DIRECTIONS |
Where the word "development" occurs in a line, return that line.

(Stored data entries)
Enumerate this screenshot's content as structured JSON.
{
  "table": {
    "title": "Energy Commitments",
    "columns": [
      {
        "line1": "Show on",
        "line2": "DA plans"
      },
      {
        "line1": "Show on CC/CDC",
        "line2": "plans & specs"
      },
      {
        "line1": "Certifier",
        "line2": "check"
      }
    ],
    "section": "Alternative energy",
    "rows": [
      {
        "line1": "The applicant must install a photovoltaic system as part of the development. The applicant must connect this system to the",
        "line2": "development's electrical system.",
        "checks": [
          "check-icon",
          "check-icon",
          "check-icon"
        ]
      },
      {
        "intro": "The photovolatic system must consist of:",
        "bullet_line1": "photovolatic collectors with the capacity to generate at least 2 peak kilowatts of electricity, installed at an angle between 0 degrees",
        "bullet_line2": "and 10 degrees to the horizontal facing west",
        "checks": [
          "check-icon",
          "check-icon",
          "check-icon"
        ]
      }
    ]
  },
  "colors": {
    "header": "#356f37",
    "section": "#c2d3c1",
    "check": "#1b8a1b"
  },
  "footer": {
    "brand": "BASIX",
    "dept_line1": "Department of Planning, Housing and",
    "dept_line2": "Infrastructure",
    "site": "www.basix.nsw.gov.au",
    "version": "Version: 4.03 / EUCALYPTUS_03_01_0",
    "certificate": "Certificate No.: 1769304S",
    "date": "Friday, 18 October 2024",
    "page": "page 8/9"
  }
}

SOLUTION TO THIS PROBLEM |
        "line1": "The applicant must install a photovoltaic system as part of the development. The applicant must connect this system to the",
        "line2": "development's electrical system.",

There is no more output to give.